Supplied material ->
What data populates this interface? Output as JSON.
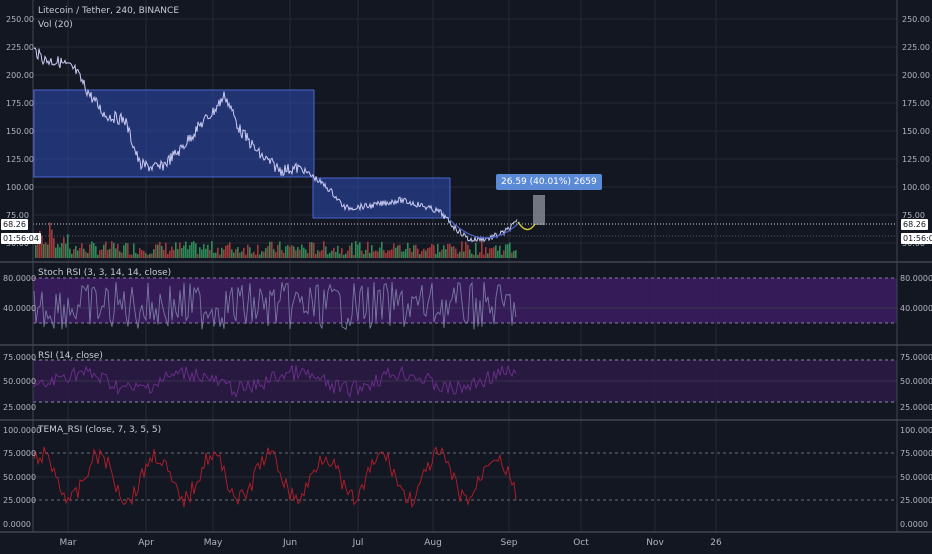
{
  "header": {
    "symbol_line": "Litecoin / Tether, 240, BINANCE",
    "vol_label": "Vol (20)"
  },
  "colors": {
    "background": "#131722",
    "grid": "#242833",
    "price_line": "#c9cbf2",
    "rect_fill": "#2f4ab5",
    "stoch_band": "#3a1d5e",
    "rsi_band": "#2b1a45",
    "tema_line": "#b81d2a",
    "rsi_line": "#6e2f8e",
    "stoch_line": "#7a79a3",
    "volume_up": "#2e8b57",
    "volume_down": "#a33a3a",
    "projection": "#d8cc38",
    "target_box": "#8a8e9a",
    "tooltip": "#5b8ad6"
  },
  "price_axis": {
    "ticks": [
      "250.00",
      "225.00",
      "200.00",
      "175.00",
      "150.00",
      "125.00",
      "100.00",
      "75.00",
      "50.00"
    ],
    "last_price": "68.26",
    "countdown": "01:56:04"
  },
  "stoch_panel": {
    "title": "Stoch RSI (3, 3, 14, 14, close)",
    "ticks": [
      "80.0000",
      "40.0000"
    ]
  },
  "rsi_panel": {
    "title": "RSI (14, close)",
    "ticks": [
      "75.0000",
      "50.0000",
      "25.0000"
    ]
  },
  "tema_panel": {
    "title": "TEMA_RSI (close, 7, 3, 5, 5)",
    "ticks": [
      "100.0000",
      "75.0000",
      "50.0000",
      "25.0000",
      "0.0000"
    ]
  },
  "time_axis": {
    "labels": [
      "Mar",
      "Apr",
      "May",
      "Jun",
      "Jul",
      "Aug",
      "Sep",
      "Oct",
      "Nov",
      "26"
    ]
  },
  "measure_tooltip": "26.59 (40.01%) 2659",
  "chart_data": {
    "type": "line",
    "title": "Litecoin / Tether, 240, BINANCE",
    "ylim": [
      40,
      260
    ],
    "x": [
      "Mar",
      "Apr",
      "May",
      "Jun",
      "Jul",
      "Aug",
      "Sep"
    ],
    "series": [
      {
        "values": [
          228,
          182,
          110,
          182,
          108,
          76,
          70,
          48,
          68
        ]
      }
    ]
  }
}
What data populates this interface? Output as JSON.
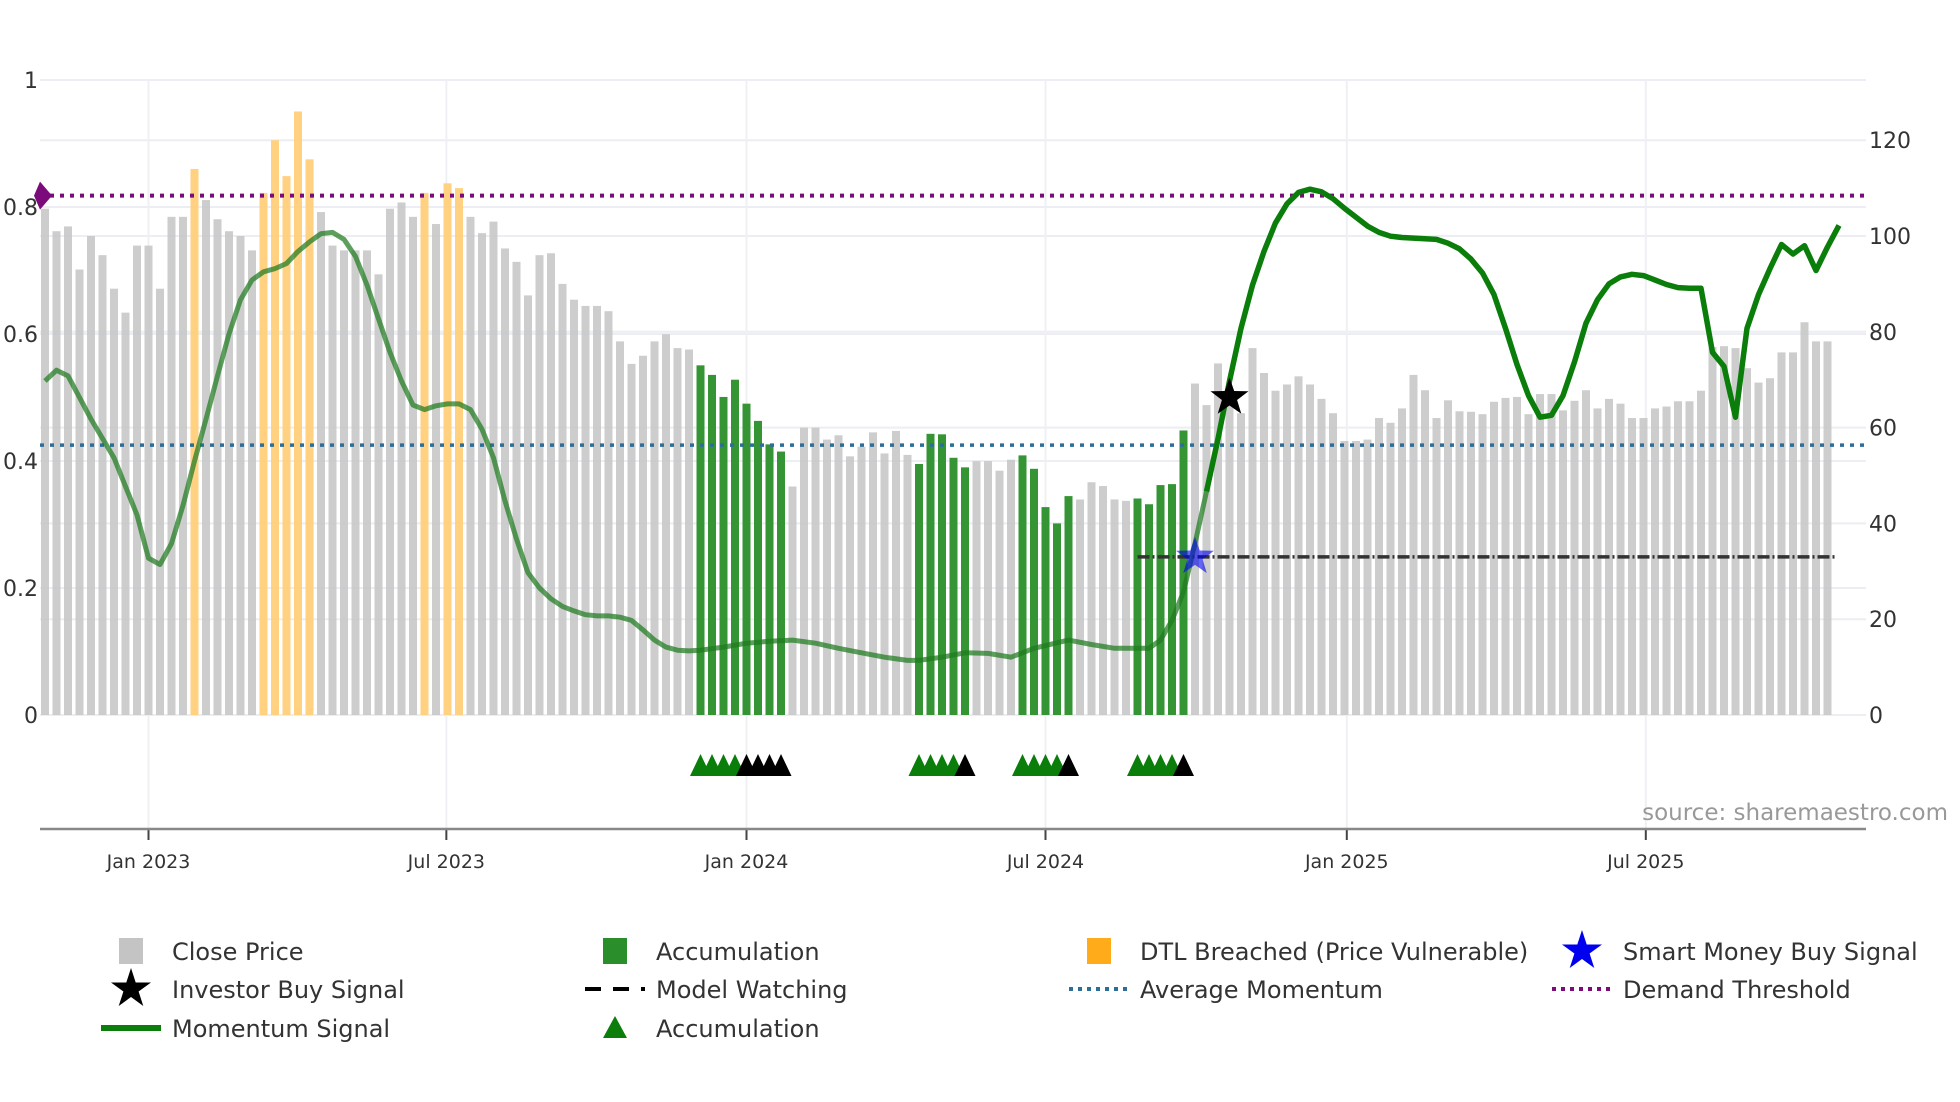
{
  "chart_data": {
    "type": "bar",
    "title": "",
    "xlabel": "",
    "ylabel_left": "",
    "ylabel_right": "",
    "x_unit": "week index",
    "x_range": [
      -0.5,
      156.5
    ],
    "left_axis": {
      "ylim": [
        0,
        1
      ],
      "ticks": [
        {
          "v": 0,
          "label": "0"
        },
        {
          "v": 0.2,
          "label": "0.2"
        },
        {
          "v": 0.4,
          "label": "0.4"
        },
        {
          "v": 0.6,
          "label": "0.6"
        },
        {
          "v": 0.8,
          "label": "0.8"
        },
        {
          "v": 1,
          "label": "1"
        }
      ]
    },
    "right_axis": {
      "ylim": [
        0,
        120
      ],
      "ticks": [
        {
          "v": 0,
          "label": "0"
        },
        {
          "v": 20,
          "label": "20"
        },
        {
          "v": 40,
          "label": "40"
        },
        {
          "v": 60,
          "label": "60"
        },
        {
          "v": 80,
          "label": "80"
        },
        {
          "v": 100,
          "label": "100"
        },
        {
          "v": 120,
          "label": "120"
        }
      ]
    },
    "x_ticks": [
      {
        "v": 9,
        "label": "Jan 2023"
      },
      {
        "v": 34.9,
        "label": "Jul 2023"
      },
      {
        "v": 61,
        "label": "Jan 2024"
      },
      {
        "v": 87,
        "label": "Jul 2024"
      },
      {
        "v": 113.2,
        "label": "Jan 2025"
      },
      {
        "v": 139.2,
        "label": "Jul 2025"
      }
    ],
    "grid": true,
    "close_price": [
      105.7,
      101,
      102,
      93,
      100,
      96,
      89,
      84,
      98,
      98,
      89,
      104,
      104,
      114,
      107.5,
      103.5,
      101,
      100,
      97,
      109,
      120,
      112.5,
      126,
      116,
      105,
      98,
      97,
      97,
      97,
      92,
      105.7,
      107,
      104,
      109,
      102.5,
      111,
      110,
      104,
      100.6,
      103,
      97.4,
      94.6,
      87.6,
      96,
      96.4,
      90,
      86.7,
      85.4,
      85.4,
      84.3,
      78,
      73.3,
      75,
      78,
      79.5,
      76.6,
      76.3,
      73,
      71,
      66.4,
      70,
      65,
      61.4,
      56.5,
      55,
      47.7,
      60,
      60,
      57.5,
      58.4,
      54,
      56,
      59,
      54.6,
      59.3,
      54.3,
      52.4,
      58.7,
      58.6,
      53.7,
      51.7,
      53,
      53,
      51,
      53.3,
      54.2,
      51.4,
      43.4,
      40,
      45.7,
      45,
      48.6,
      47.8,
      45,
      44.7,
      45.2,
      44,
      48,
      48.2,
      59.4,
      69.2,
      64.7,
      73.4,
      65.5,
      63,
      76.6,
      71.4,
      67.7,
      69,
      70.7,
      69,
      66,
      63,
      57.2,
      57.2,
      57.5,
      62,
      61,
      64,
      71,
      67.8,
      62,
      65.7,
      63.4,
      63.3,
      62.8,
      65.4,
      66.2,
      66.4,
      62.8,
      67,
      67,
      63.6,
      65.6,
      67.8,
      64,
      66,
      65,
      62,
      62,
      64,
      64.4,
      65.5,
      65.5,
      67.7,
      76.8,
      77,
      76.6,
      72.4,
      69.4,
      70.3,
      75.7,
      75.7,
      82,
      78,
      78
    ],
    "accumulation_bar_weeks": [
      57,
      58,
      59,
      60,
      61,
      62,
      63,
      64,
      76,
      77,
      78,
      79,
      80,
      85,
      86,
      87,
      88,
      89,
      95,
      96,
      97,
      98,
      99
    ],
    "dtl_breached_weeks": [
      13,
      19,
      20,
      21,
      22,
      23,
      33,
      35,
      36
    ],
    "momentum_signal": [
      [
        0,
        0.526
      ],
      [
        1,
        0.543
      ],
      [
        2,
        0.534
      ],
      [
        4,
        0.466
      ],
      [
        6,
        0.405
      ],
      [
        8,
        0.315
      ],
      [
        9,
        0.247
      ],
      [
        10,
        0.237
      ],
      [
        11,
        0.27
      ],
      [
        12,
        0.33
      ],
      [
        13,
        0.4
      ],
      [
        14,
        0.466
      ],
      [
        15,
        0.534
      ],
      [
        16,
        0.6
      ],
      [
        17,
        0.654
      ],
      [
        18,
        0.685
      ],
      [
        19,
        0.698
      ],
      [
        20,
        0.703
      ],
      [
        21,
        0.711
      ],
      [
        22,
        0.73
      ],
      [
        23,
        0.745
      ],
      [
        24,
        0.758
      ],
      [
        25,
        0.76
      ],
      [
        26,
        0.749
      ],
      [
        27,
        0.722
      ],
      [
        28,
        0.677
      ],
      [
        29,
        0.624
      ],
      [
        30,
        0.571
      ],
      [
        31,
        0.526
      ],
      [
        32,
        0.488
      ],
      [
        33,
        0.481
      ],
      [
        34,
        0.487
      ],
      [
        35,
        0.49
      ],
      [
        36,
        0.49
      ],
      [
        37,
        0.481
      ],
      [
        38,
        0.45
      ],
      [
        39,
        0.405
      ],
      [
        40,
        0.337
      ],
      [
        41,
        0.277
      ],
      [
        42,
        0.224
      ],
      [
        43,
        0.2
      ],
      [
        44,
        0.183
      ],
      [
        45,
        0.171
      ],
      [
        46,
        0.164
      ],
      [
        47,
        0.158
      ],
      [
        48,
        0.156
      ],
      [
        49,
        0.156
      ],
      [
        50,
        0.154
      ],
      [
        51,
        0.149
      ],
      [
        52,
        0.134
      ],
      [
        53,
        0.118
      ],
      [
        54,
        0.107
      ],
      [
        55,
        0.102
      ],
      [
        56,
        0.101
      ],
      [
        57,
        0.102
      ],
      [
        59,
        0.107
      ],
      [
        61,
        0.113
      ],
      [
        63,
        0.116
      ],
      [
        65,
        0.118
      ],
      [
        67,
        0.113
      ],
      [
        69,
        0.105
      ],
      [
        71,
        0.098
      ],
      [
        73,
        0.091
      ],
      [
        75,
        0.086
      ],
      [
        76,
        0.086
      ],
      [
        78,
        0.091
      ],
      [
        80,
        0.098
      ],
      [
        82,
        0.097
      ],
      [
        84,
        0.091
      ],
      [
        86,
        0.105
      ],
      [
        89,
        0.118
      ],
      [
        91,
        0.111
      ],
      [
        93,
        0.105
      ],
      [
        96,
        0.105
      ],
      [
        97,
        0.118
      ],
      [
        98,
        0.149
      ],
      [
        99,
        0.194
      ],
      [
        100,
        0.27
      ],
      [
        101,
        0.352
      ],
      [
        102,
        0.435
      ],
      [
        103,
        0.526
      ],
      [
        104,
        0.609
      ],
      [
        105,
        0.677
      ],
      [
        106,
        0.73
      ],
      [
        107,
        0.775
      ],
      [
        108,
        0.805
      ],
      [
        109,
        0.823
      ],
      [
        110,
        0.828
      ],
      [
        111,
        0.824
      ],
      [
        112,
        0.813
      ],
      [
        113,
        0.798
      ],
      [
        114,
        0.784
      ],
      [
        115,
        0.77
      ],
      [
        116,
        0.76
      ],
      [
        117,
        0.754
      ],
      [
        118,
        0.752
      ],
      [
        120,
        0.75
      ],
      [
        121,
        0.749
      ],
      [
        122,
        0.743
      ],
      [
        123,
        0.734
      ],
      [
        124,
        0.718
      ],
      [
        125,
        0.696
      ],
      [
        126,
        0.662
      ],
      [
        127,
        0.609
      ],
      [
        128,
        0.552
      ],
      [
        129,
        0.503
      ],
      [
        130,
        0.469
      ],
      [
        131,
        0.472
      ],
      [
        132,
        0.503
      ],
      [
        133,
        0.556
      ],
      [
        134,
        0.617
      ],
      [
        135,
        0.654
      ],
      [
        136,
        0.679
      ],
      [
        137,
        0.69
      ],
      [
        138,
        0.694
      ],
      [
        139,
        0.692
      ],
      [
        140,
        0.685
      ],
      [
        141,
        0.678
      ],
      [
        142,
        0.673
      ],
      [
        143,
        0.672
      ],
      [
        144,
        0.672
      ],
      [
        145,
        0.571
      ],
      [
        146,
        0.549
      ],
      [
        147,
        0.469
      ],
      [
        148,
        0.609
      ],
      [
        149,
        0.662
      ],
      [
        150,
        0.703
      ],
      [
        151,
        0.741
      ],
      [
        152,
        0.726
      ],
      [
        153,
        0.739
      ],
      [
        154,
        0.7
      ],
      [
        155,
        0.737
      ],
      [
        156,
        0.771
      ]
    ],
    "average_momentum": 0.425,
    "demand_threshold": 0.818,
    "model_watching": {
      "from_week": 95,
      "to_week": 155,
      "price": 33
    },
    "investor_buy_signal": {
      "week": 103,
      "momentum": 0.5
    },
    "smart_money_buy_signal": {
      "week": 100,
      "price": 33
    },
    "accumulation_markers": {
      "green_weeks": [
        57,
        58,
        59,
        60,
        76,
        77,
        78,
        79,
        85,
        86,
        87,
        88,
        95,
        96,
        97,
        98
      ],
      "black_weeks": [
        61,
        62,
        63,
        64,
        80,
        89,
        99
      ]
    },
    "source": "source: sharemaestro.com",
    "legend": [
      {
        "label": "Close Price",
        "symbol": "gray-square"
      },
      {
        "label": "Accumulation",
        "symbol": "green-square"
      },
      {
        "label": "DTL Breached (Price Vulnerable)",
        "symbol": "orange-square"
      },
      {
        "label": "Smart Money Buy Signal",
        "symbol": "blue-star"
      },
      {
        "label": "Investor Buy Signal",
        "symbol": "black-star"
      },
      {
        "label": "Model Watching",
        "symbol": "black-dash"
      },
      {
        "label": "Average Momentum",
        "symbol": "blue-dots"
      },
      {
        "label": "Demand Threshold",
        "symbol": "purple-dots"
      },
      {
        "label": "Momentum Signal",
        "symbol": "green-line"
      },
      {
        "label": "Accumulation",
        "symbol": "green-triangle"
      }
    ],
    "legend_placement": "bottom",
    "colors": {
      "price": "#c4c4c4",
      "accum": "#2a8f2a",
      "dtl": "#ffcf7a",
      "momentum": "#0a7d0a",
      "avg": "#2b6f99",
      "demand": "#7b0a7b",
      "watch": "#333333",
      "smart": "#0000ee"
    }
  }
}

Exercise goal ->
State how many lines above contain the string "square", with no other words.

Task response ->
3